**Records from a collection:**
——————
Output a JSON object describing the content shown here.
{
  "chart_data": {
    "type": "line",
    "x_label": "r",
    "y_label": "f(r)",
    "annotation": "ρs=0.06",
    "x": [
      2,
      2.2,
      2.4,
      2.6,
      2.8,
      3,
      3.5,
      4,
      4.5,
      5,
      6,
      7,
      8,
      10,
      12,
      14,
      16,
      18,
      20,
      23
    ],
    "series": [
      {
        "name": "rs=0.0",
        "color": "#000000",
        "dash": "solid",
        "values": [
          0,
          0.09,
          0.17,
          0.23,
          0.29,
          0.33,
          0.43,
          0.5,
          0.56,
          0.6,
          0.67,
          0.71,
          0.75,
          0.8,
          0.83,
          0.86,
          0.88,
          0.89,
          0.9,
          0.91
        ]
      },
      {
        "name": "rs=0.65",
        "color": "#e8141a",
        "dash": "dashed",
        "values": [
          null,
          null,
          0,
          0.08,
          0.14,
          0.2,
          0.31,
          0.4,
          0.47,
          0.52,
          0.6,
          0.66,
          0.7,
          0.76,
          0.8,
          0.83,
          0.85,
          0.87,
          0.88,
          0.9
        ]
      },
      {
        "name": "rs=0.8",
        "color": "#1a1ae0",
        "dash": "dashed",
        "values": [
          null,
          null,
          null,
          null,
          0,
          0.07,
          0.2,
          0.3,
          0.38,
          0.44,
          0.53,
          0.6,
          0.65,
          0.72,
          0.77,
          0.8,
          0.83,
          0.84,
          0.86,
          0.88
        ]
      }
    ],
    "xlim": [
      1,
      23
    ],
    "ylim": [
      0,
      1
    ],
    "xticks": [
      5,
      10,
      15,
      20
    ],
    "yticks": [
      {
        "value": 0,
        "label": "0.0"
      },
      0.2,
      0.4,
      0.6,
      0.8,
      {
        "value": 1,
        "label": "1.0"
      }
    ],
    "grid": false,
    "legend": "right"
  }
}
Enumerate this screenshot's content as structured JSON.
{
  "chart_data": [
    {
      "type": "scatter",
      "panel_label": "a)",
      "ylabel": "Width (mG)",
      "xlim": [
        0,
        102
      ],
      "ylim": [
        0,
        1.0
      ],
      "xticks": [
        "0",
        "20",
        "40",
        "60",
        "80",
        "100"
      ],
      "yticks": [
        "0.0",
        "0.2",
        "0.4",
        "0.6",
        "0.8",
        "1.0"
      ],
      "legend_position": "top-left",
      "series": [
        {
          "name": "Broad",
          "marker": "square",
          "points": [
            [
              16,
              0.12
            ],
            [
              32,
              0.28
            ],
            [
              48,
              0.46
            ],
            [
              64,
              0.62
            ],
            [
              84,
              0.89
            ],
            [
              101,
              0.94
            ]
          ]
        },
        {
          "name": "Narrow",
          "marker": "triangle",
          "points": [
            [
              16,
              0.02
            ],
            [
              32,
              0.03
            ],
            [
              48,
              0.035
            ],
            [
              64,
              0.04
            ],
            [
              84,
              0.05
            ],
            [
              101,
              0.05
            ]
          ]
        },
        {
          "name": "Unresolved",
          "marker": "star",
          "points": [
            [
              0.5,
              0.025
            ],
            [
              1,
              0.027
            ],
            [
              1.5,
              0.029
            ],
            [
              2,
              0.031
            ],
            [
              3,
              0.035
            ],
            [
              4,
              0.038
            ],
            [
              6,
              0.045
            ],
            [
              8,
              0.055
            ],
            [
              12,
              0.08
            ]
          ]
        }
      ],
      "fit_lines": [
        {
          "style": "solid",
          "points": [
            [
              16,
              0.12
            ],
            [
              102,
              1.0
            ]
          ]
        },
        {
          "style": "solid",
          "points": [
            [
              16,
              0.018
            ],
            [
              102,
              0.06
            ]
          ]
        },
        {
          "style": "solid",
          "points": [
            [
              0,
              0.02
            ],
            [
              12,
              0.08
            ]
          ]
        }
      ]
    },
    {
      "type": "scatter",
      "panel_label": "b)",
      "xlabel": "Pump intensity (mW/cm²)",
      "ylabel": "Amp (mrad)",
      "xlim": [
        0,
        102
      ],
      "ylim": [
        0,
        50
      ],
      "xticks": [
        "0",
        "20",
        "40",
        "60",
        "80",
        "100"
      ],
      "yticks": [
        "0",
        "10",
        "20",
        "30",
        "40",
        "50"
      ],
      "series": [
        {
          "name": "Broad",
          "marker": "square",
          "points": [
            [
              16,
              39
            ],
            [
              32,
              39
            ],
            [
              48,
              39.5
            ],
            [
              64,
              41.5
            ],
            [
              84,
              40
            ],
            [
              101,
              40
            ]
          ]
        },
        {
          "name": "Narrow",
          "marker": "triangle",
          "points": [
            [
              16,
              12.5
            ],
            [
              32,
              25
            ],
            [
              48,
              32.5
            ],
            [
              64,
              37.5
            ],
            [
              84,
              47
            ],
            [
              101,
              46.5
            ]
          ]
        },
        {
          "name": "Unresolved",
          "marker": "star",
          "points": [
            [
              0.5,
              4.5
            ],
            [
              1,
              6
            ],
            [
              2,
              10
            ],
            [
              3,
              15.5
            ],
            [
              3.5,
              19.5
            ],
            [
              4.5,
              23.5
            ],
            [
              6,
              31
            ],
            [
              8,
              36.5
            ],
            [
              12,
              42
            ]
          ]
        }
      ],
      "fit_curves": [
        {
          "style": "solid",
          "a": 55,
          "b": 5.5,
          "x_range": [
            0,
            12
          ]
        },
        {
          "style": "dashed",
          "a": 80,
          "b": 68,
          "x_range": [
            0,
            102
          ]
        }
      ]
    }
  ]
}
——————
Repeat all the entries word for word.

**Written solution:**
Output a JSON object describing the content shown here.
{
  "chart_data": {
    "type": "line",
    "x_label": "r",
    "y_label": "f(r)",
    "annotation": "ρs=0.06",
    "x": [
      2,
      2.2,
      2.4,
      2.6,
      2.8,
      3,
      3.5,
      4,
      4.5,
      5,
      6,
      7,
      8,
      10,
      12,
      14,
      16,
      18,
      20,
      23
    ],
    "series": [
      {
        "name": "rs=0.0",
        "color": "#000000",
        "dash": "solid",
        "values": [
          0,
          0.09,
          0.17,
          0.23,
          0.29,
          0.33,
          0.43,
          0.5,
          0.56,
          0.6,
          0.67,
          0.71,
          0.75,
          0.8,
          0.83,
          0.86,
          0.88,
          0.89,
          0.9,
          0.91
        ]
      },
      {
        "name": "rs=0.65",
        "color": "#e8141a",
        "dash": "dashed",
        "values": [
          null,
          null,
          0,
          0.08,
          0.14,
          0.2,
          0.31,
          0.4,
          0.47,
          0.52,
          0.6,
          0.66,
          0.7,
          0.76,
          0.8,
          0.83,
          0.85,
          0.87,
          0.88,
          0.9
        ]
      },
      {
        "name": "rs=0.8",
        "color": "#1a1ae0",
        "dash": "dashed",
        "values": [
          null,
          null,
          null,
          null,
          0,
          0.07,
          0.2,
          0.3,
          0.38,
          0.44,
          0.53,
          0.6,
          0.65,
          0.72,
          0.77,
          0.8,
          0.83,
          0.84,
          0.86,
          0.88
        ]
      }
    ],
    "xlim": [
      1,
      23
    ],
    "ylim": [
      0,
      1
    ],
    "xticks": [
      5,
      10,
      15,
      20
    ],
    "yticks": [
      {
        "value": 0,
        "label": "0.0"
      },
      0.2,
      0.4,
      0.6,
      0.8,
      {
        "value": 1,
        "label": "1.0"
      }
    ],
    "grid": false,
    "legend": "right"
  }
}
Enumerate this screenshot's content as structured JSON.
{
  "chart_data": [
    {
      "type": "scatter",
      "panel_label": "a)",
      "ylabel": "Width (mG)",
      "xlim": [
        0,
        102
      ],
      "ylim": [
        0,
        1.0
      ],
      "xticks": [
        "0",
        "20",
        "40",
        "60",
        "80",
        "100"
      ],
      "yticks": [
        "0.0",
        "0.2",
        "0.4",
        "0.6",
        "0.8",
        "1.0"
      ],
      "legend_position": "top-left",
      "series": [
        {
          "name": "Broad",
          "marker": "square",
          "points": [
            [
              16,
              0.12
            ],
            [
              32,
              0.28
            ],
            [
              48,
              0.46
            ],
            [
              64,
              0.62
            ],
            [
              84,
              0.89
            ],
            [
              101,
              0.94
            ]
          ]
        },
        {
          "name": "Narrow",
          "marker": "triangle",
          "points": [
            [
              16,
              0.02
            ],
            [
              32,
              0.03
            ],
            [
              48,
              0.035
            ],
            [
              64,
              0.04
            ],
            [
              84,
              0.05
            ],
            [
              101,
              0.05
            ]
          ]
        },
        {
          "name": "Unresolved",
          "marker": "star",
          "points": [
            [
              0.5,
              0.025
            ],
            [
              1,
              0.027
            ],
            [
              1.5,
              0.029
            ],
            [
              2,
              0.031
            ],
            [
              3,
              0.035
            ],
            [
              4,
              0.038
            ],
            [
              6,
              0.045
            ],
            [
              8,
              0.055
            ],
            [
              12,
              0.08
            ]
          ]
        }
      ],
      "fit_lines": [
        {
          "style": "solid",
          "points": [
            [
              16,
              0.12
            ],
            [
              102,
              1.0
            ]
          ]
        },
        {
          "style": "solid",
          "points": [
            [
              16,
              0.018
            ],
            [
              102,
              0.06
            ]
          ]
        },
        {
          "style": "solid",
          "points": [
            [
              0,
              0.02
            ],
            [
              12,
              0.08
            ]
          ]
        }
      ]
    },
    {
      "type": "scatter",
      "panel_label": "b)",
      "xlabel": "Pump intensity (mW/cm²)",
      "ylabel": "Amp (mrad)",
      "xlim": [
        0,
        102
      ],
      "ylim": [
        0,
        50
      ],
      "xticks": [
        "0",
        "20",
        "40",
        "60",
        "80",
        "100"
      ],
      "yticks": [
        "0",
        "10",
        "20",
        "30",
        "40",
        "50"
      ],
      "series": [
        {
          "name": "Broad",
          "marker": "square",
          "points": [
            [
              16,
              39
            ],
            [
              32,
              39
            ],
            [
              48,
              39.5
            ],
            [
              64,
              41.5
            ],
            [
              84,
              40
            ],
            [
              101,
              40
            ]
          ]
        },
        {
          "name": "Narrow",
          "marker": "triangle",
          "points": [
            [
              16,
              12.5
            ],
            [
              32,
              25
            ],
            [
              48,
              32.5
            ],
            [
              64,
              37.5
            ],
            [
              84,
              47
            ],
            [
              101,
              46.5
            ]
          ]
        },
        {
          "name": "Unresolved",
          "marker": "star",
          "points": [
            [
              0.5,
              4.5
            ],
            [
              1,
              6
            ],
            [
              2,
              10
            ],
            [
              3,
              15.5
            ],
            [
              3.5,
              19.5
            ],
            [
              4.5,
              23.5
            ],
            [
              6,
              31
            ],
            [
              8,
              36.5
            ],
            [
              12,
              42
            ]
          ]
        }
      ],
      "fit_curves": [
        {
          "style": "solid",
          "a": 55,
          "b": 5.5,
          "x_range": [
            0,
            12
          ]
        },
        {
          "style": "dashed",
          "a": 80,
          "b": 68,
          "x_range": [
            0,
            102
          ]
        }
      ]
    }
  ]
}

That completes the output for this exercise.